- **Objective**:
Put the material from the line containing "column-name[interactable]: Name [48,66,73,76]" through the end of the material into a Markdown table with the columns Row and Material line, leaving out any blank lines.
****************
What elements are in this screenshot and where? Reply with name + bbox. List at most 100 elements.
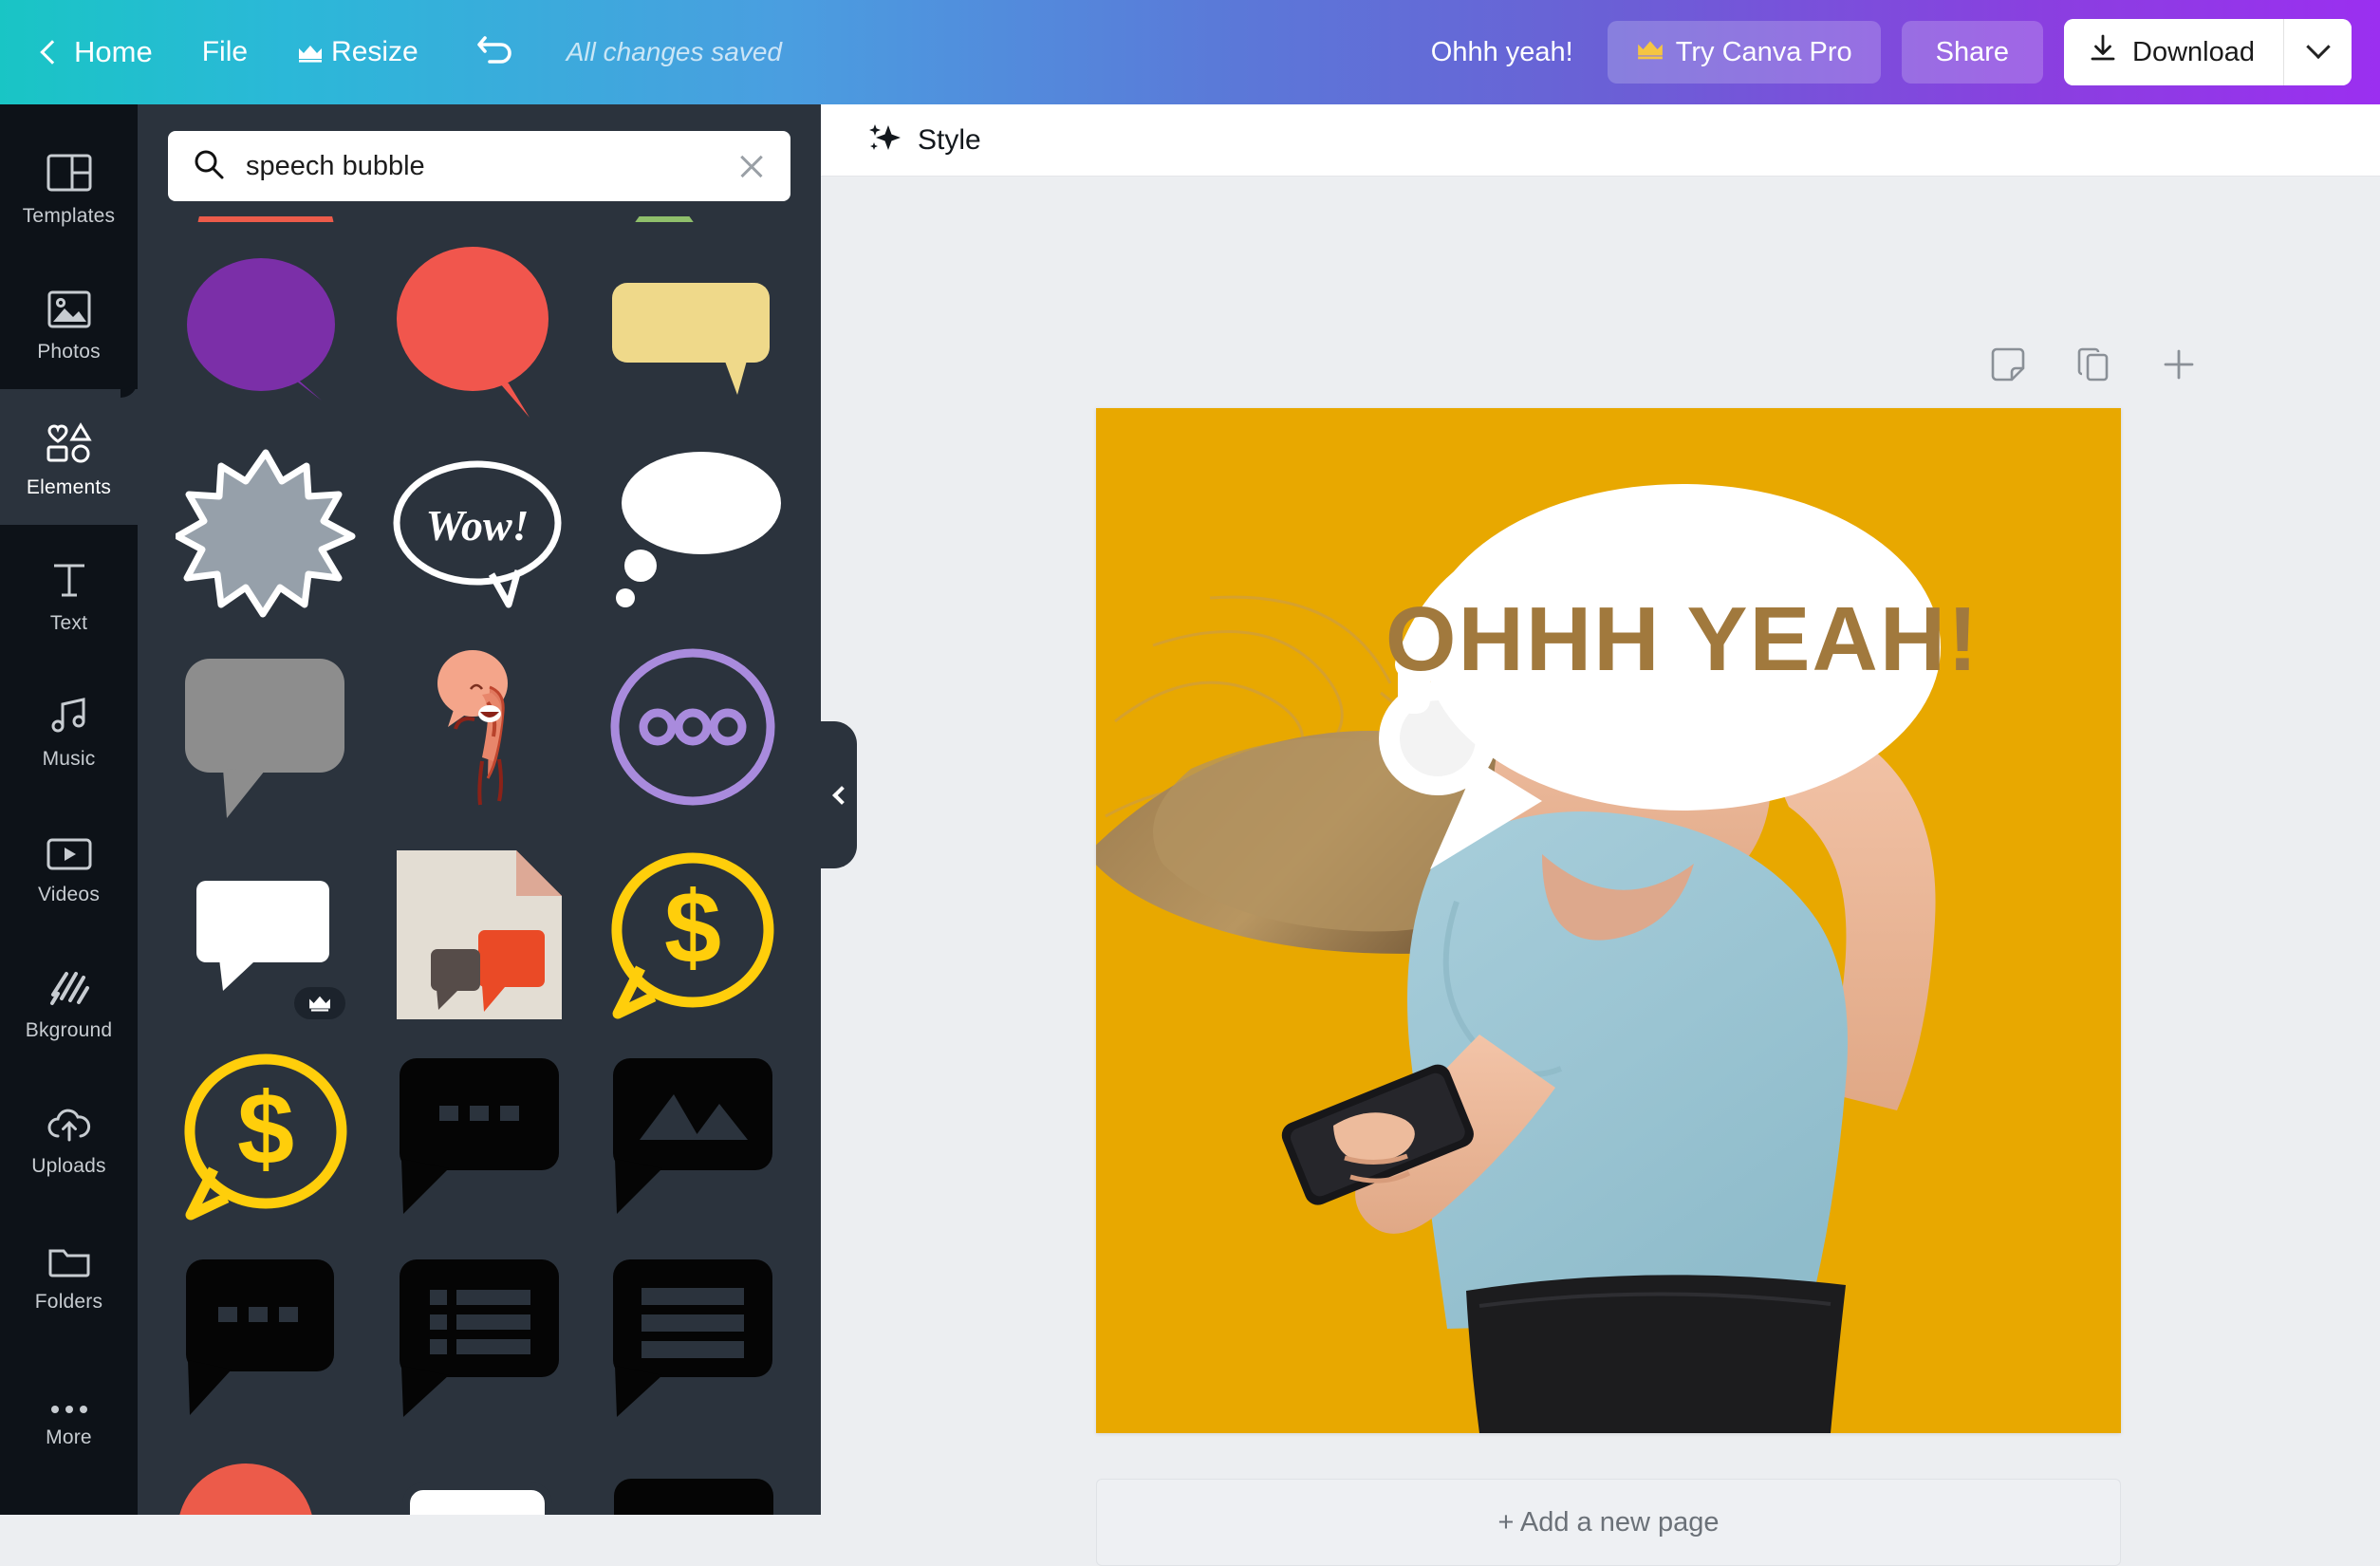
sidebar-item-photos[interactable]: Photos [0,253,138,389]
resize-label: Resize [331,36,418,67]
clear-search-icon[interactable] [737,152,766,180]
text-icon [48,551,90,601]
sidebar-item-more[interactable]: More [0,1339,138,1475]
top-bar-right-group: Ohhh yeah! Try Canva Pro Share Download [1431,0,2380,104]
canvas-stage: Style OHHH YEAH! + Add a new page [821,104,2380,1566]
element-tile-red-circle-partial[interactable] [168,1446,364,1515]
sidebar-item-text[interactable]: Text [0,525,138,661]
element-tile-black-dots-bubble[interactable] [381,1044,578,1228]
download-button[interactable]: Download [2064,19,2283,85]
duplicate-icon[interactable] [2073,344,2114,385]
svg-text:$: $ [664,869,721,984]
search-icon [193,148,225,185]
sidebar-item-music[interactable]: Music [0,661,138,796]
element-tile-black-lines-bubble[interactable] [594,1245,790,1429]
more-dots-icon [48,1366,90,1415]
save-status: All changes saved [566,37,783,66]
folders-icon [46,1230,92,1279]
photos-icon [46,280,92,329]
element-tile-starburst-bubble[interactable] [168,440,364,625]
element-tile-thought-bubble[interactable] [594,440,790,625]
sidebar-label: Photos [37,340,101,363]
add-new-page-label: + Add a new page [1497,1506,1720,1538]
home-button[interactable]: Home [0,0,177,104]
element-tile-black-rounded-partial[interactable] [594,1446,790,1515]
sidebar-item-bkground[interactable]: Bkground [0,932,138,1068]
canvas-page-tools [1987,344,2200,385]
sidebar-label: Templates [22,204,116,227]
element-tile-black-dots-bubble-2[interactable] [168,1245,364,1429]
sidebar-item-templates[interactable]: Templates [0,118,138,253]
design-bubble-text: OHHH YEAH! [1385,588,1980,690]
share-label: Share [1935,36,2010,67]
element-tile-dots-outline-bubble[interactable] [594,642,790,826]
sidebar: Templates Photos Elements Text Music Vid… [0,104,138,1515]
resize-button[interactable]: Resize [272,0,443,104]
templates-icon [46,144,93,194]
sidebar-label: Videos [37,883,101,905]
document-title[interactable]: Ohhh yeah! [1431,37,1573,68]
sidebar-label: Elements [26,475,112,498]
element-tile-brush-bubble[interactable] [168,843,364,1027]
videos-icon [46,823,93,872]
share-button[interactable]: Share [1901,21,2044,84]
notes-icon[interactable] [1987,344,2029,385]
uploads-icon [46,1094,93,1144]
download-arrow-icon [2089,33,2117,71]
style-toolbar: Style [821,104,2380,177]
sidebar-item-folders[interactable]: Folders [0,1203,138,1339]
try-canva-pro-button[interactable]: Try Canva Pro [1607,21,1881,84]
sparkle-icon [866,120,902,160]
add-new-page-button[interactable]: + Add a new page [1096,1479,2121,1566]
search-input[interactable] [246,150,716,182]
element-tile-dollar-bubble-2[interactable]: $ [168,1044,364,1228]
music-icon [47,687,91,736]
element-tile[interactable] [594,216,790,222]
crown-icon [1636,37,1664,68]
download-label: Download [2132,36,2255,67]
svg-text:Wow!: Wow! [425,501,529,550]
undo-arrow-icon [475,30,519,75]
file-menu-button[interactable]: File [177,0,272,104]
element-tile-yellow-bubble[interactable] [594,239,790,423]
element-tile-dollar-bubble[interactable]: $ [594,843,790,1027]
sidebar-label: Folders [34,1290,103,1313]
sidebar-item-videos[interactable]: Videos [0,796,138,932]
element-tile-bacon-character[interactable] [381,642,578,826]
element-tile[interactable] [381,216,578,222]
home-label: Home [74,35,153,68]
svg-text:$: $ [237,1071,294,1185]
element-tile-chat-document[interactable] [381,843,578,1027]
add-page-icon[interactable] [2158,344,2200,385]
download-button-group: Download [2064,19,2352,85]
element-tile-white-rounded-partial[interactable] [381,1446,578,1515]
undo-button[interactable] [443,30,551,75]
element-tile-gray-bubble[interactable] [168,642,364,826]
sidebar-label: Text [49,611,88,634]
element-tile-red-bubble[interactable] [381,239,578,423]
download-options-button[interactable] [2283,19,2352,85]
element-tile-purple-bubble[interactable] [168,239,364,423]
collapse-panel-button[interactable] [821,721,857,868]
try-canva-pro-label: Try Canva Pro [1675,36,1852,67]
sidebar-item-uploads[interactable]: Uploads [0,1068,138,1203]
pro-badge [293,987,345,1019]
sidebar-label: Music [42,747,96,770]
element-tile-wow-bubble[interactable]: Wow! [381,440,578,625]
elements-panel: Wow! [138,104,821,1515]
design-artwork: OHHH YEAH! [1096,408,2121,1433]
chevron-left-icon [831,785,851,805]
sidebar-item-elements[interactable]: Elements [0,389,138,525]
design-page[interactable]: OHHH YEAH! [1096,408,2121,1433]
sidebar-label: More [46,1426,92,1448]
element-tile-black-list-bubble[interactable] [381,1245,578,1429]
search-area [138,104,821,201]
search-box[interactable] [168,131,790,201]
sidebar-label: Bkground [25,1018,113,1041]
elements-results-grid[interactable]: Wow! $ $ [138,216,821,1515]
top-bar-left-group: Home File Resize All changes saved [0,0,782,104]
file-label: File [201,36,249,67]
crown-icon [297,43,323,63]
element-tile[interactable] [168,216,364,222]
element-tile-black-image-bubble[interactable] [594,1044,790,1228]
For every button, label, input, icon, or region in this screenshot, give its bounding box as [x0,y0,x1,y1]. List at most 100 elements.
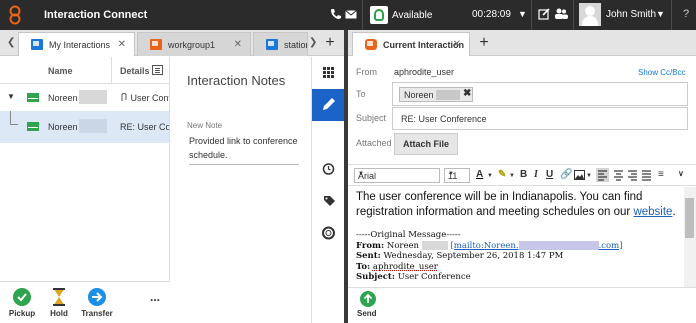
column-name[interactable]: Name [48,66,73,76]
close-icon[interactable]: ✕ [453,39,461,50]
****************
- **Output for this task**:
| Row | Material line |
|---|---|
| 1 | column-name[interactable]: Name [48,66,73,76] |
| 2 | close-icon[interactable]: ✕ [453,39,461,50] |